▶ **Task**:
Reproduce every line in the listing that contains the word "JSON".

▶ **Dataset records**:
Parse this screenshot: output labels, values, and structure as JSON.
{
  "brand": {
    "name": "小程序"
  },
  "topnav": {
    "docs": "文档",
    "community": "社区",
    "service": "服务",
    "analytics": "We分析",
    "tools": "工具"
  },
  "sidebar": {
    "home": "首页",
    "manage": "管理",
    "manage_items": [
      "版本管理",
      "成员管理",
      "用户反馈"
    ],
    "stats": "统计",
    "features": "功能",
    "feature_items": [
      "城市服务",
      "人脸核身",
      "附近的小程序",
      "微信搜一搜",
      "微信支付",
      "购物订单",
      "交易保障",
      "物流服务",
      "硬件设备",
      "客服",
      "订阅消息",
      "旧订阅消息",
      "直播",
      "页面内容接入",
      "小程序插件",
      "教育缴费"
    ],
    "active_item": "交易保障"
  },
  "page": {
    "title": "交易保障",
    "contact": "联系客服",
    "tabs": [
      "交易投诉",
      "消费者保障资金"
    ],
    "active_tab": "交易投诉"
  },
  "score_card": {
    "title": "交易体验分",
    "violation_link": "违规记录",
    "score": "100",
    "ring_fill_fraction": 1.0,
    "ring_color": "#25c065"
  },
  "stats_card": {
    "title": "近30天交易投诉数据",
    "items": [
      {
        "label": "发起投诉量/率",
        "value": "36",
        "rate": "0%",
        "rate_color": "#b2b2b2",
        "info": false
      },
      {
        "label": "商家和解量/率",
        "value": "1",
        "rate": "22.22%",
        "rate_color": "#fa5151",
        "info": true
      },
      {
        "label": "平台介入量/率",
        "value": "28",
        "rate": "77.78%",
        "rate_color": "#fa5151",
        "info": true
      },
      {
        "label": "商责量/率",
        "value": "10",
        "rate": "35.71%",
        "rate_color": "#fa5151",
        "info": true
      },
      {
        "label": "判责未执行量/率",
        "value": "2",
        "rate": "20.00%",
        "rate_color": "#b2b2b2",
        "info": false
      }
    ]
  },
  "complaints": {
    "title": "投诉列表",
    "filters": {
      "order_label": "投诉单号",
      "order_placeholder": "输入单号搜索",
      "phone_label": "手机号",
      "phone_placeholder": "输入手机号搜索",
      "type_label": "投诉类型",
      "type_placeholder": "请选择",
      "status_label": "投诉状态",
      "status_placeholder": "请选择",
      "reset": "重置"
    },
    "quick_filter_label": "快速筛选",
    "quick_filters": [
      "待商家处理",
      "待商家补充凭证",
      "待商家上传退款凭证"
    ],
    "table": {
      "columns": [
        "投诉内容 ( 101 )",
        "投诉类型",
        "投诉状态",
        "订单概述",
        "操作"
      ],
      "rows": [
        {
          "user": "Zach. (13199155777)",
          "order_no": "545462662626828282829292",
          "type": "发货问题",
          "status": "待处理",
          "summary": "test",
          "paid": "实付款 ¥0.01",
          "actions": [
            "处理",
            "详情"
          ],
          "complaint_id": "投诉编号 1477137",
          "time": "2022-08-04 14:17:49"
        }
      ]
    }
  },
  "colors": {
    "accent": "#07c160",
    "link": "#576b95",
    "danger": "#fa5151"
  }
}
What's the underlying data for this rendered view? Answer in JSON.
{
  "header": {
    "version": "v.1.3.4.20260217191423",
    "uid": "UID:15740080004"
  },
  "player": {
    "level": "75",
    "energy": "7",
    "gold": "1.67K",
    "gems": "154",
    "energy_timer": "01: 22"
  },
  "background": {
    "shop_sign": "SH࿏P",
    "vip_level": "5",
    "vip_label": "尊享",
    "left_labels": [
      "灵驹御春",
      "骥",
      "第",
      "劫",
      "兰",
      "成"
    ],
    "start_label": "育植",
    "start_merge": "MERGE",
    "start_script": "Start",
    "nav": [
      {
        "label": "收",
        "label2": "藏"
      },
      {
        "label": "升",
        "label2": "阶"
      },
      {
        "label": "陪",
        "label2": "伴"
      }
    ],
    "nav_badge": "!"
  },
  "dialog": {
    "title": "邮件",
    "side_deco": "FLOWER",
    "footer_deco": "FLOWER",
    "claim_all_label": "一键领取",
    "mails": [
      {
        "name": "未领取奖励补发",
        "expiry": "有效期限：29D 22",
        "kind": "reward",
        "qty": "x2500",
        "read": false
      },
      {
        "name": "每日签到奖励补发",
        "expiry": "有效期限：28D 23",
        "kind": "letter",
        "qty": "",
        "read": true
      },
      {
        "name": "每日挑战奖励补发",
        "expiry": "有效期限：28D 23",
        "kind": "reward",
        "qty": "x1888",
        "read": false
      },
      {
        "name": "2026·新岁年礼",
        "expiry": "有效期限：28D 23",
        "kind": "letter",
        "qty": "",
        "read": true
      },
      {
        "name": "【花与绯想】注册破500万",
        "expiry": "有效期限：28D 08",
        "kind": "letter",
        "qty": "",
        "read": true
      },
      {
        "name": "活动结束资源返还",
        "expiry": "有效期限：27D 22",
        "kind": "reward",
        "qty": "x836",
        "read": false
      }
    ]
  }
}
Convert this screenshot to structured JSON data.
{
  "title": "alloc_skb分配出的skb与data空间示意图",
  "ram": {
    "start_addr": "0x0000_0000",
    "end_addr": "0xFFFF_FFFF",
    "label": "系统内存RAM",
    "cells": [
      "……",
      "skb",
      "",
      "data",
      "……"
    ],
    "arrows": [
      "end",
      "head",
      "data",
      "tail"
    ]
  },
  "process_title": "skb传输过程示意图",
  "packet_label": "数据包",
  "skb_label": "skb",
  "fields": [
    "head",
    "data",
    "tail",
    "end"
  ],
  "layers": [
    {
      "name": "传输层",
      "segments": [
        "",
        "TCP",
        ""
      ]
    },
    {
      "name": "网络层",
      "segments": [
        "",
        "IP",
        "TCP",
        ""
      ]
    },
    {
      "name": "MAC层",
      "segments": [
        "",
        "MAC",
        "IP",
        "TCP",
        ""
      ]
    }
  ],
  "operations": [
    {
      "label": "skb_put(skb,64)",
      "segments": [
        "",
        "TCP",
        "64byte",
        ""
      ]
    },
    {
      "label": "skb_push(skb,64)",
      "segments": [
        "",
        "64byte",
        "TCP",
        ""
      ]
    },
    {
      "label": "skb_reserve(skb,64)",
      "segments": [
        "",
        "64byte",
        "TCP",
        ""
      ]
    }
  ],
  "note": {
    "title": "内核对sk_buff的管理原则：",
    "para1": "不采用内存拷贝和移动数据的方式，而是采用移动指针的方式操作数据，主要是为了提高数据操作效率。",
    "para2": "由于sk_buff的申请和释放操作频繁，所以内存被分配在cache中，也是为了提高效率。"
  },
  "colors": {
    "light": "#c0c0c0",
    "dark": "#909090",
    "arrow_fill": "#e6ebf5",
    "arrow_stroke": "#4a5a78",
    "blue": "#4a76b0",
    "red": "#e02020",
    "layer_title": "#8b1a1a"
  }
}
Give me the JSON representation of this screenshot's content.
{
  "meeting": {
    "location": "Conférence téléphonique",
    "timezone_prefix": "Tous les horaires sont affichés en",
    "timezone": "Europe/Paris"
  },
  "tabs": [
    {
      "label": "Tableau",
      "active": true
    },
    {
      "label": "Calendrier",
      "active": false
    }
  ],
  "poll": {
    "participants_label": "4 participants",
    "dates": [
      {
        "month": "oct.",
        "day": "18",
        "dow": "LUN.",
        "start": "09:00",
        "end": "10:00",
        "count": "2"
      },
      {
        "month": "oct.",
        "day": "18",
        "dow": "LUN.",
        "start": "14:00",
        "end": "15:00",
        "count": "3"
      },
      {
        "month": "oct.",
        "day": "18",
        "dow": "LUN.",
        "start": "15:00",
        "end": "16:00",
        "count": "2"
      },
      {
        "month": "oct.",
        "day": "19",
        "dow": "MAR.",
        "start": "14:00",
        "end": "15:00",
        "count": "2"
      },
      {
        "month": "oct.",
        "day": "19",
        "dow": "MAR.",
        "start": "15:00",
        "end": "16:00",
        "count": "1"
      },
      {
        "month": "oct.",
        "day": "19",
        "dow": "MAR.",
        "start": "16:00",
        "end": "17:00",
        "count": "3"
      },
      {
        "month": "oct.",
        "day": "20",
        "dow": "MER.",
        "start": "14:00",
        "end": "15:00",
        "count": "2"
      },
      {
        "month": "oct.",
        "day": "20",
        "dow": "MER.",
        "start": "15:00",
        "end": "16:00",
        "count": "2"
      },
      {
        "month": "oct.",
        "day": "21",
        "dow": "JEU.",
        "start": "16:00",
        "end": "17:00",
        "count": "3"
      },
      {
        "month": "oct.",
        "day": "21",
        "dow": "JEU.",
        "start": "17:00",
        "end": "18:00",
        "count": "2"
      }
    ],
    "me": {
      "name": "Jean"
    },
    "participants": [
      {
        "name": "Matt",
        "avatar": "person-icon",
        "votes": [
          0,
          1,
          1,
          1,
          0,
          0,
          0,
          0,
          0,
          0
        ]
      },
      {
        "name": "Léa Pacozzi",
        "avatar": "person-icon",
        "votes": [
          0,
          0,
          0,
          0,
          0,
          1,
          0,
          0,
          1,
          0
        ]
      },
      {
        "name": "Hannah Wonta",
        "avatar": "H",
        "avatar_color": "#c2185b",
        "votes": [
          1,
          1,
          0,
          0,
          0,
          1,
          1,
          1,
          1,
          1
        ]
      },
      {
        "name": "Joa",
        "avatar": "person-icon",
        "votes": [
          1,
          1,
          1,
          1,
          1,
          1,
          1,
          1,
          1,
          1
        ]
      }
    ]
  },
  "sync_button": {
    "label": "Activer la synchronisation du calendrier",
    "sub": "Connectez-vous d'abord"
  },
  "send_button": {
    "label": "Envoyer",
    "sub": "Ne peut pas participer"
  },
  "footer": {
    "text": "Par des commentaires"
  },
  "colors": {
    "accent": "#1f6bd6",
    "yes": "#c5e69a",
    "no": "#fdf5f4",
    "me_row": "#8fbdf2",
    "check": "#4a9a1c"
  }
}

▶ **Correct answer**:
Parse this screenshot: output labels, values, and structure as JSON.
What's the underlying data for this rendered view? Answer in JSON.
Convert this screenshot to structured JSON data.
Give me the JSON representation of this screenshot's content.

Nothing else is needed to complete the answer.